Exercise prompt
Set down the full listing exactly as given. Any pictures are to be left out.

Dataset listings of figures:
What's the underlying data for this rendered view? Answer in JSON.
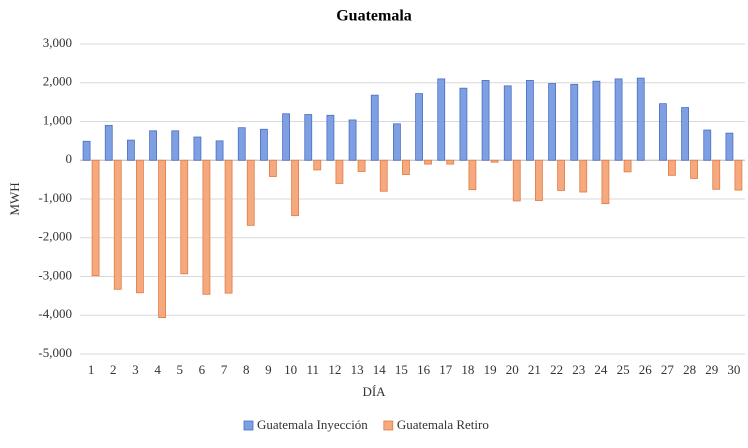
{
  "chart_data": {
    "type": "bar",
    "title": "Guatemala",
    "x_label": "DÍA",
    "y_label": "MWH",
    "categories": [
      "1",
      "2",
      "3",
      "4",
      "5",
      "6",
      "7",
      "8",
      "9",
      "10",
      "11",
      "12",
      "13",
      "14",
      "15",
      "16",
      "17",
      "18",
      "19",
      "20",
      "21",
      "22",
      "23",
      "24",
      "25",
      "26",
      "27",
      "28",
      "29",
      "30"
    ],
    "series": [
      {
        "name": "Guatemala Inyección",
        "color": "#7f9fe3",
        "stroke": "#4a6fc0",
        "values": [
          490,
          900,
          520,
          760,
          760,
          600,
          500,
          840,
          800,
          1200,
          1180,
          1160,
          1040,
          1680,
          940,
          1720,
          2100,
          1860,
          2060,
          1920,
          2060,
          1980,
          1960,
          2040,
          2100,
          2120,
          1460,
          1360,
          780,
          700
        ]
      },
      {
        "name": "Guatemala Retiro",
        "color": "#f6a87e",
        "stroke": "#e07c45",
        "values": [
          -2980,
          -3330,
          -3420,
          -4060,
          -2930,
          -3460,
          -3430,
          -1680,
          -420,
          -1430,
          -250,
          -600,
          -290,
          -800,
          -370,
          -100,
          -100,
          -760,
          -50,
          -1050,
          -1040,
          -780,
          -820,
          -1120,
          -300,
          0,
          -390,
          -470,
          -750,
          -770
        ]
      }
    ],
    "ylim": [
      -5000,
      3000
    ],
    "yticks": [
      {
        "value": -5000,
        "label": "-5,000"
      },
      {
        "value": -4000,
        "label": "-4,000"
      },
      {
        "value": -3000,
        "label": "-3,000"
      },
      {
        "value": -2000,
        "label": "-2,000"
      },
      {
        "value": -1000,
        "label": "-1,000"
      },
      0,
      {
        "value": 1000,
        "label": "1,000"
      },
      {
        "value": 2000,
        "label": "2,000"
      },
      {
        "value": 3000,
        "label": "3,000"
      }
    ],
    "grid": true,
    "legend": "bottom"
  }
}
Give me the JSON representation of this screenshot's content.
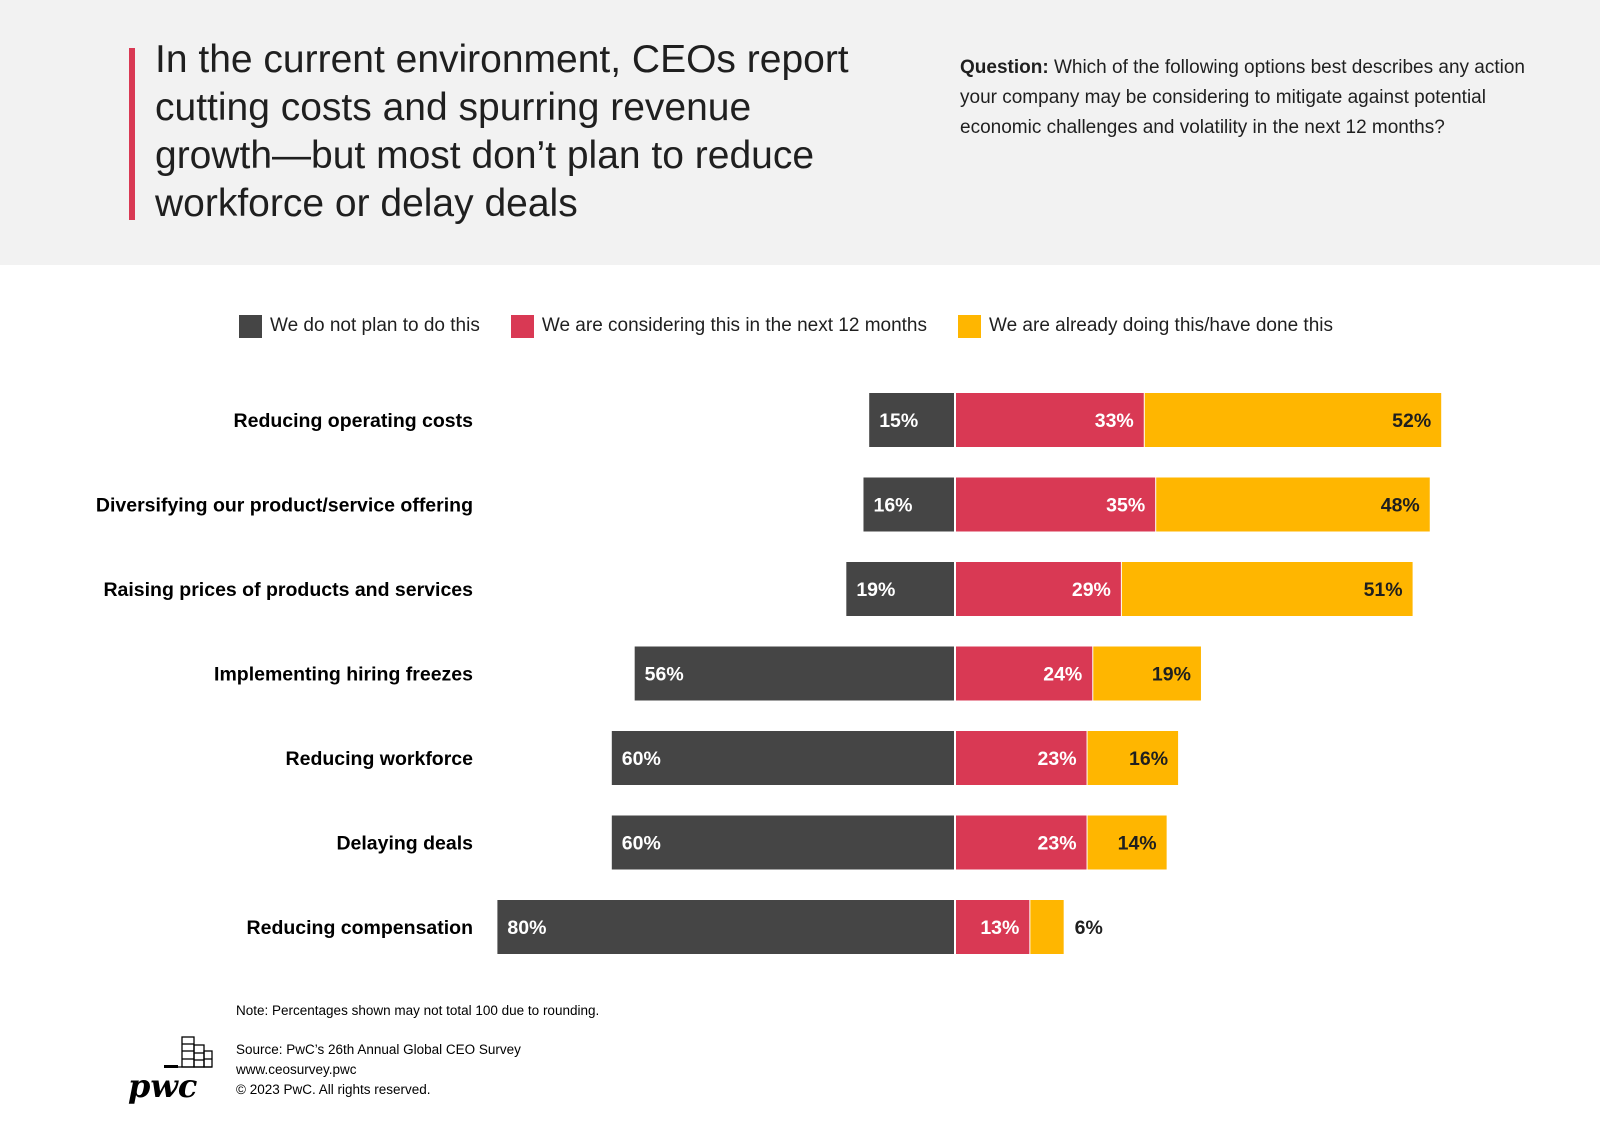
{
  "header": {
    "title": "In the current environment, CEOs report cutting costs and spurring revenue growth—but most don’t plan to reduce workforce or delay deals",
    "question_label": "Question:",
    "question_text": "Which of the following options best describes any action your company may be considering to mitigate against potential economic challenges and volatility in the next 12 months?"
  },
  "chart_data": {
    "type": "bar",
    "orientation": "horizontal-diverging-stacked",
    "categories": [
      "Reducing operating costs",
      "Diversifying our product/service offering",
      "Raising prices of products and services",
      "Implementing hiring freezes",
      "Reducing workforce",
      "Delaying deals",
      "Reducing compensation"
    ],
    "series": [
      {
        "name": "We do not plan to do this",
        "color": "#454545",
        "values": [
          15,
          16,
          19,
          56,
          60,
          60,
          80
        ]
      },
      {
        "name": "We are considering this in the next 12 months",
        "color": "#d93954",
        "values": [
          33,
          35,
          29,
          24,
          23,
          23,
          13
        ]
      },
      {
        "name": "We are already doing this/have done this",
        "color": "#ffb600",
        "values": [
          52,
          48,
          51,
          19,
          16,
          14,
          6
        ]
      }
    ],
    "value_suffix": "%",
    "legend_position": "top"
  },
  "footer": {
    "note": "Note: Percentages shown may not total 100 due to rounding.",
    "source": "Source: PwC’s 26th Annual Global CEO Survey",
    "url": "www.ceosurvey.pwc",
    "copyright": "© 2023 PwC. All rights reserved.",
    "logo_text": "pwc"
  }
}
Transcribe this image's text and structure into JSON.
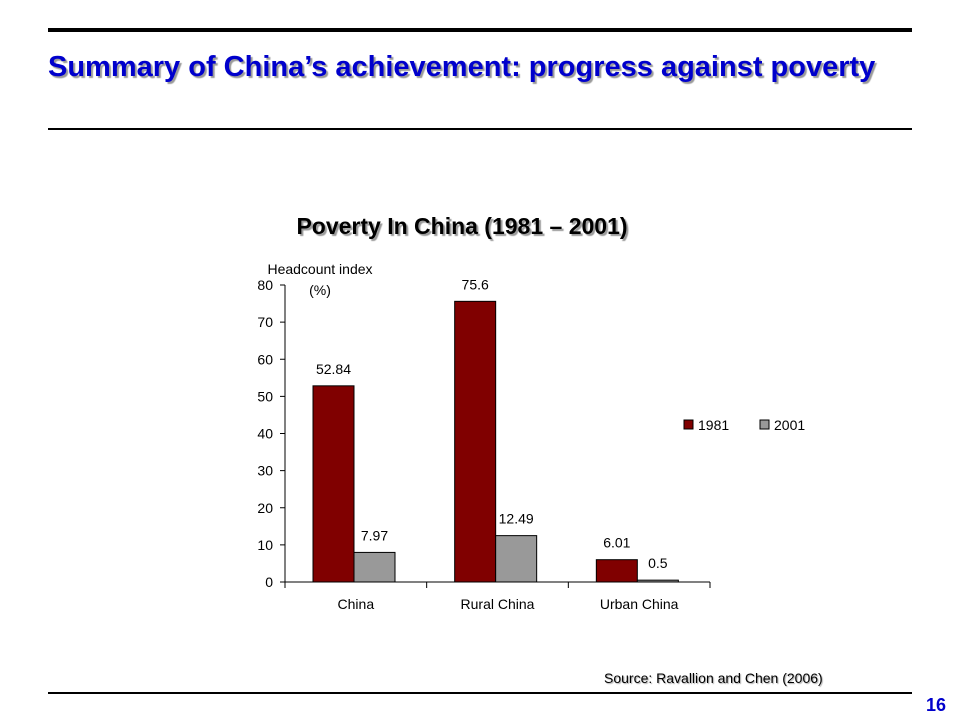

Solution to this task
What's the underlying data for this rendered view? Answer in JSON.
{
  "chart_data": {
    "type": "bar",
    "title": "Guatemala",
    "x_label": "DÍA",
    "y_label": "MWH",
    "categories": [
      "1",
      "2",
      "3",
      "4",
      "5",
      "6",
      "7",
      "8",
      "9",
      "10",
      "11",
      "12",
      "13",
      "14",
      "15",
      "16",
      "17",
      "18",
      "19",
      "20",
      "21",
      "22",
      "23",
      "24",
      "25",
      "26",
      "27",
      "28",
      "29",
      "30"
    ],
    "series": [
      {
        "name": "Guatemala Inyección",
        "color": "#7f9fe3",
        "stroke": "#4a6fc0",
        "values": [
          490,
          900,
          520,
          760,
          760,
          600,
          500,
          840,
          800,
          1200,
          1180,
          1160,
          1040,
          1680,
          940,
          1720,
          2100,
          1860,
          2060,
          1920,
          2060,
          1980,
          1960,
          2040,
          2100,
          2120,
          1460,
          1360,
          780,
          700
        ]
      },
      {
        "name": "Guatemala Retiro",
        "color": "#f6a87e",
        "stroke": "#e07c45",
        "values": [
          -2980,
          -3330,
          -3420,
          -4060,
          -2930,
          -3460,
          -3430,
          -1680,
          -420,
          -1430,
          -250,
          -600,
          -290,
          -800,
          -370,
          -100,
          -100,
          -760,
          -50,
          -1050,
          -1040,
          -780,
          -820,
          -1120,
          -300,
          0,
          -390,
          -470,
          -750,
          -770
        ]
      }
    ],
    "ylim": [
      -5000,
      3000
    ],
    "yticks": [
      {
        "value": -5000,
        "label": "-5,000"
      },
      {
        "value": -4000,
        "label": "-4,000"
      },
      {
        "value": -3000,
        "label": "-3,000"
      },
      {
        "value": -2000,
        "label": "-2,000"
      },
      {
        "value": -1000,
        "label": "-1,000"
      },
      0,
      {
        "value": 1000,
        "label": "1,000"
      },
      {
        "value": 2000,
        "label": "2,000"
      },
      {
        "value": 3000,
        "label": "3,000"
      }
    ],
    "grid": true,
    "legend": "bottom"
  }
}
Give me the JSON representation of this screenshot's content.
{
  "header": {
    "title": "In the current environment, CEOs report cutting costs and spurring revenue growth—but most don’t plan to reduce workforce or delay deals",
    "question_label": "Question:",
    "question_text": "Which of the following options best describes any action your company may be considering to mitigate against potential economic challenges and volatility in the next 12 months?"
  },
  "chart_data": {
    "type": "bar",
    "orientation": "horizontal-diverging-stacked",
    "categories": [
      "Reducing operating costs",
      "Diversifying our product/service offering",
      "Raising prices of products and services",
      "Implementing hiring freezes",
      "Reducing workforce",
      "Delaying deals",
      "Reducing compensation"
    ],
    "series": [
      {
        "name": "We do not plan to do this",
        "color": "#454545",
        "values": [
          15,
          16,
          19,
          56,
          60,
          60,
          80
        ]
      },
      {
        "name": "We are considering this in the next 12 months",
        "color": "#d93954",
        "values": [
          33,
          35,
          29,
          24,
          23,
          23,
          13
        ]
      },
      {
        "name": "We are already doing this/have done this",
        "color": "#ffb600",
        "values": [
          52,
          48,
          51,
          19,
          16,
          14,
          6
        ]
      }
    ],
    "value_suffix": "%",
    "legend_position": "top"
  },
  "footer": {
    "note": "Note: Percentages shown may not total 100 due to rounding.",
    "source": "Source: PwC’s 26th Annual Global CEO Survey",
    "url": "www.ceosurvey.pwc",
    "copyright": "© 2023 PwC. All rights reserved.",
    "logo_text": "pwc"
  }
}
Transcribe this image's text and structure into JSON.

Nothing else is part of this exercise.